Task to complete:
Restate all of the entries exactly, dropping any pictures they hold.

__________

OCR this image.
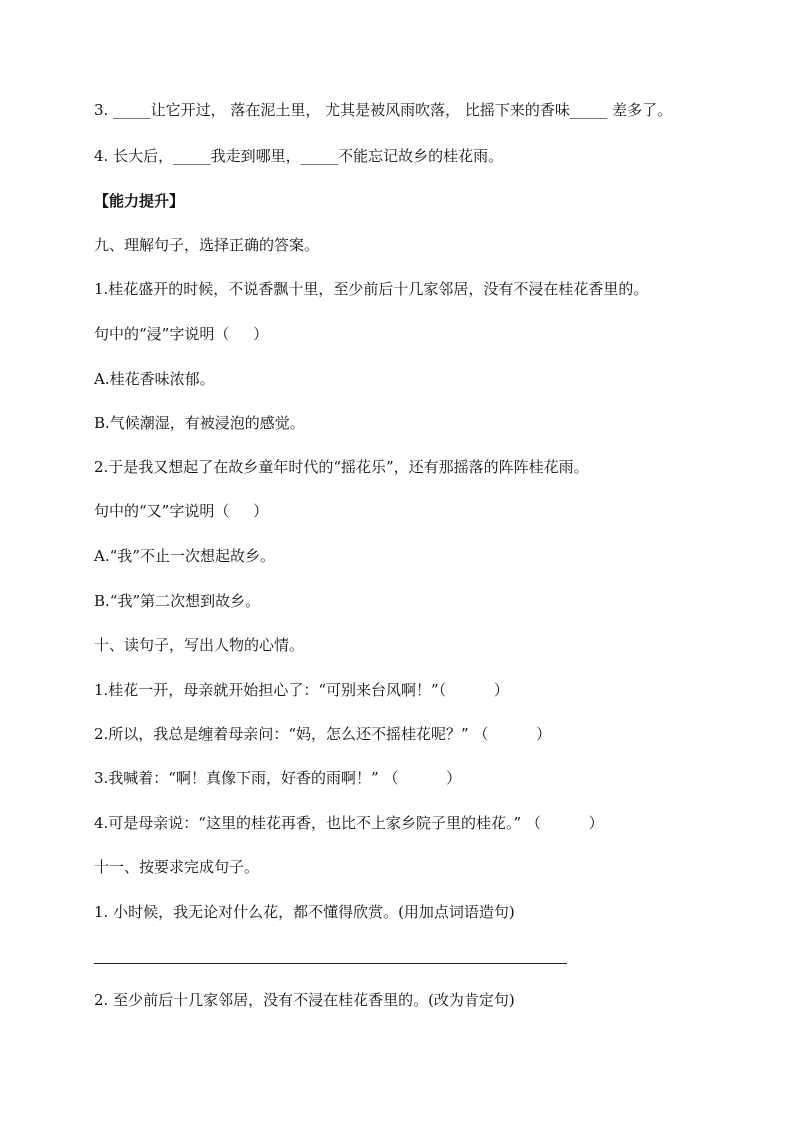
3. _____让它开过， 落在泥土里， 尤其是被风雨吹落， 比摇下来的香味_____ 差多了。
4. 长大后，_____我走到哪里，_____不能忘记故乡的桂花雨。
【能力提升】
九、理解句子，选择正确的答案。
1.桂花盛开的时候，不说香飘十里，至少前后十几家邻居，没有不浸在桂花香里的。
句中的“浸”字说明（     ）
A.桂花香味浓郁。
B.气候潮湿，有被浸泡的感觉。
2.于是我又想起了在故乡童年时代的“摇花乐”，还有那摇落的阵阵桂花雨。
句中的“又”字说明（     ）
A.“我”不止一次想起故乡。
B.“我”第二次想到故乡。
十、读句子，写出人物的心情。
1.桂花一开，母亲就开始担心了：“可别来台风啊！”（          ）
2.所以，我总是缠着母亲问：“妈，怎么还不摇桂花呢？” （          ）
3.我喊着：“啊！真像下雨，好香的雨啊！” （          ）
4.可是母亲说：“这里的桂花再香，也比不上家乡院子里的桂花。” （          ）
十一、按要求完成句子。
1. 小时候，我无论对什么花，都不懂得欣赏。(用加点词语造句)
2. 至少前后十几家邻居，没有不浸在桂花香里的。(改为肯定句)
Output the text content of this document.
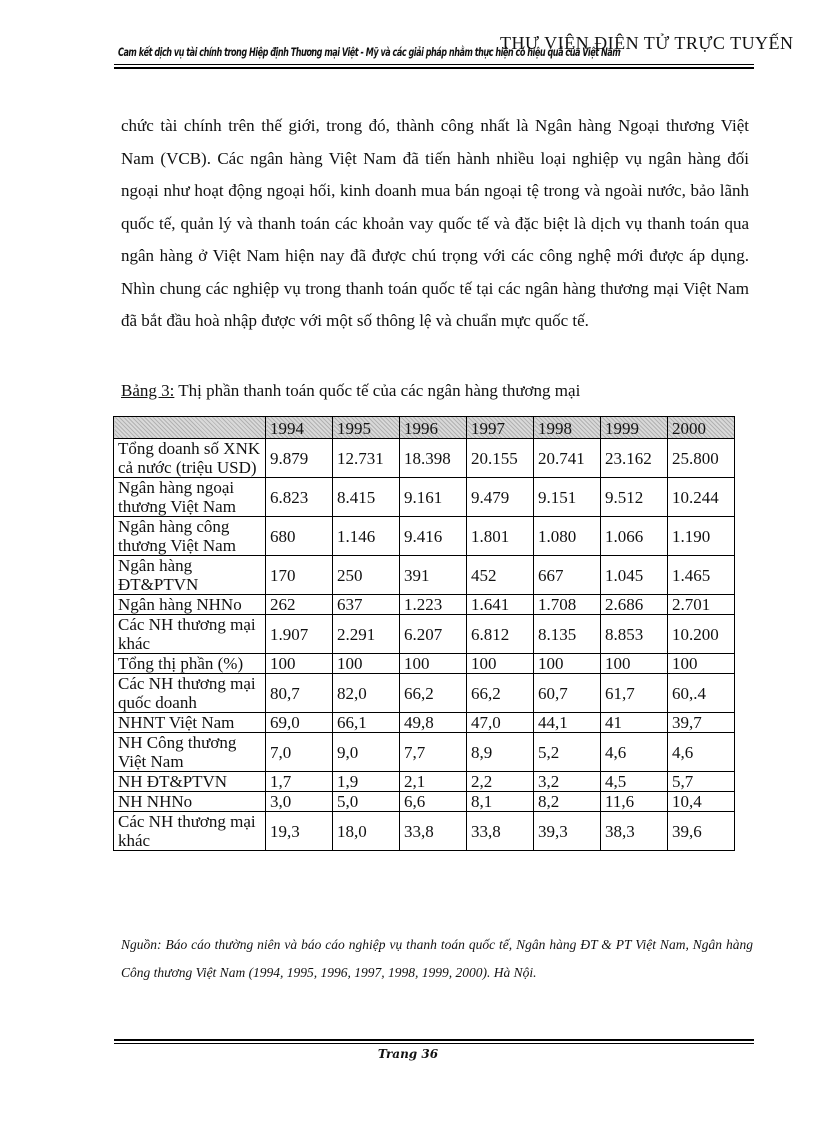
THƯ VIỆN ĐIỆN TỬ TRỰC TUYẾN
Cam kết dịch vụ tài chính trong Hiệp định Thương mại Việt - Mỹ và các giải pháp nhằm thực hiện có hiệu quả của Việt Nam

chức tài chính trên thế giới, trong đó, thành công nhất là Ngân hàng Ngoại thương Việt Nam (VCB). Các ngân hàng Việt Nam đã tiến hành nhiều loại nghiệp vụ ngân hàng đối ngoại như hoạt động ngoại hối, kinh doanh mua bán ngoại tệ trong và ngoài nước, bảo lãnh quốc tế, quản lý và thanh toán các khoản vay quốc tế và đặc biệt là dịch vụ thanh toán qua ngân hàng ở Việt Nam hiện nay đã được chú trọng với các công nghệ mới được áp dụng. Nhìn chung các nghiệp vụ trong thanh toán quốc tế tại các ngân hàng thương mại Việt Nam đã bắt đầu hoà nhập được với một số thông lệ và chuẩn mực quốc tế.

Bảng 3: Thị phần thanh toán quốc tế của các ngân hàng thương mại
	1994	1995	1996	1997	1998	1999	2000
Tổng doanh số XNK cả nước (triệu USD)	9.879	12.731	18.398	20.155	20.741	23.162	25.800
Ngân hàng ngoại thương Việt Nam	6.823	8.415	9.161	9.479	9.151	9.512	10.244
Ngân hàng công thương Việt Nam	680	1.146	9.416	1.801	1.080	1.066	1.190
Ngân hàng ĐT&PTVN	170	250	391	452	667	1.045	1.465
Ngân hàng NHNo	262	637	1.223	1.641	1.708	2.686	2.701
Các NH thương mại khác	1.907	2.291	6.207	6.812	8.135	8.853	10.200
Tổng thị phần (%)	100	100	100	100	100	100	100
Các NH thương mại quốc doanh	80,7	82,0	66,2	66,2	60,7	61,7	60,.4
NHNT Việt Nam	69,0	66,1	49,8	47,0	44,1	41	39,7
NH Công thương Việt Nam	7,0	9,0	7,7	8,9	5,2	4,6	4,6
NH ĐT&PTVN	1,7	1,9	2,1	2,2	3,2	4,5	5,7
NH NHNo	3,0	5,0	6,6	8,1	8,2	11,6	10,4
Các NH thương mại khác	19,3	18,0	33,8	33,8	39,3	38,3	39,6
Nguồn: Báo cáo thường niên và báo cáo nghiệp vụ thanh toán quốc tế, Ngân hàng ĐT & PT Việt Nam, Ngân hàng Công thương Việt Nam (1994, 1995, 1996, 1997, 1998, 1999, 2000). Hà Nội.
Trang 36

__________

Output:
OCR this image.
3. _____让它开过， 落在泥土里， 尤其是被风雨吹落， 比摇下来的香味_____ 差多了。
4. 长大后，_____我走到哪里，_____不能忘记故乡的桂花雨。
【能力提升】
九、理解句子，选择正确的答案。
1.桂花盛开的时候，不说香飘十里，至少前后十几家邻居，没有不浸在桂花香里的。
句中的“浸”字说明（     ）
A.桂花香味浓郁。
B.气候潮湿，有被浸泡的感觉。
2.于是我又想起了在故乡童年时代的“摇花乐”，还有那摇落的阵阵桂花雨。
句中的“又”字说明（     ）
A.“我”不止一次想起故乡。
B.“我”第二次想到故乡。
十、读句子，写出人物的心情。
1.桂花一开，母亲就开始担心了：“可别来台风啊！”（          ）
2.所以，我总是缠着母亲问：“妈，怎么还不摇桂花呢？” （          ）
3.我喊着：“啊！真像下雨，好香的雨啊！” （          ）
4.可是母亲说：“这里的桂花再香，也比不上家乡院子里的桂花。” （          ）
十一、按要求完成句子。
1. 小时候，我无论对什么花，都不懂得欣赏。(用加点词语造句)
2. 至少前后十几家邻居，没有不浸在桂花香里的。(改为肯定句)
Output the text content of this document.
THƯ VIỆN ĐIỆN TỬ TRỰC TUYẾN
Cam kết dịch vụ tài chính trong Hiệp định Thương mại Việt - Mỹ và các giải pháp nhằm thực hiện có hiệu quả của Việt Nam

chức tài chính trên thế giới, trong đó, thành công nhất là Ngân hàng Ngoại thương Việt Nam (VCB). Các ngân hàng Việt Nam đã tiến hành nhiều loại nghiệp vụ ngân hàng đối ngoại như hoạt động ngoại hối, kinh doanh mua bán ngoại tệ trong và ngoài nước, bảo lãnh quốc tế, quản lý và thanh toán các khoản vay quốc tế và đặc biệt là dịch vụ thanh toán qua ngân hàng ở Việt Nam hiện nay đã được chú trọng với các công nghệ mới được áp dụng. Nhìn chung các nghiệp vụ trong thanh toán quốc tế tại các ngân hàng thương mại Việt Nam đã bắt đầu hoà nhập được với một số thông lệ và chuẩn mực quốc tế.

Bảng 3: Thị phần thanh toán quốc tế của các ngân hàng thương mại
	1994	1995	1996	1997	1998	1999	2000
Tổng doanh số XNK cả nước (triệu USD)	9.879	12.731	18.398	20.155	20.741	23.162	25.800
Ngân hàng ngoại thương Việt Nam	6.823	8.415	9.161	9.479	9.151	9.512	10.244
Ngân hàng công thương Việt Nam	680	1.146	9.416	1.801	1.080	1.066	1.190
Ngân hàng ĐT&PTVN	170	250	391	452	667	1.045	1.465
Ngân hàng NHNo	262	637	1.223	1.641	1.708	2.686	2.701
Các NH thương mại khác	1.907	2.291	6.207	6.812	8.135	8.853	10.200
Tổng thị phần (%)	100	100	100	100	100	100	100
Các NH thương mại quốc doanh	80,7	82,0	66,2	66,2	60,7	61,7	60,.4
NHNT Việt Nam	69,0	66,1	49,8	47,0	44,1	41	39,7
NH Công thương Việt Nam	7,0	9,0	7,7	8,9	5,2	4,6	4,6
NH ĐT&PTVN	1,7	1,9	2,1	2,2	3,2	4,5	5,7
NH NHNo	3,0	5,0	6,6	8,1	8,2	11,6	10,4
Các NH thương mại khác	19,3	18,0	33,8	33,8	39,3	38,3	39,6
Nguồn: Báo cáo thường niên và báo cáo nghiệp vụ thanh toán quốc tế, Ngân hàng ĐT & PT Việt Nam, Ngân hàng Công thương Việt Nam (1994, 1995, 1996, 1997, 1998, 1999, 2000). Hà Nội.
Trang 36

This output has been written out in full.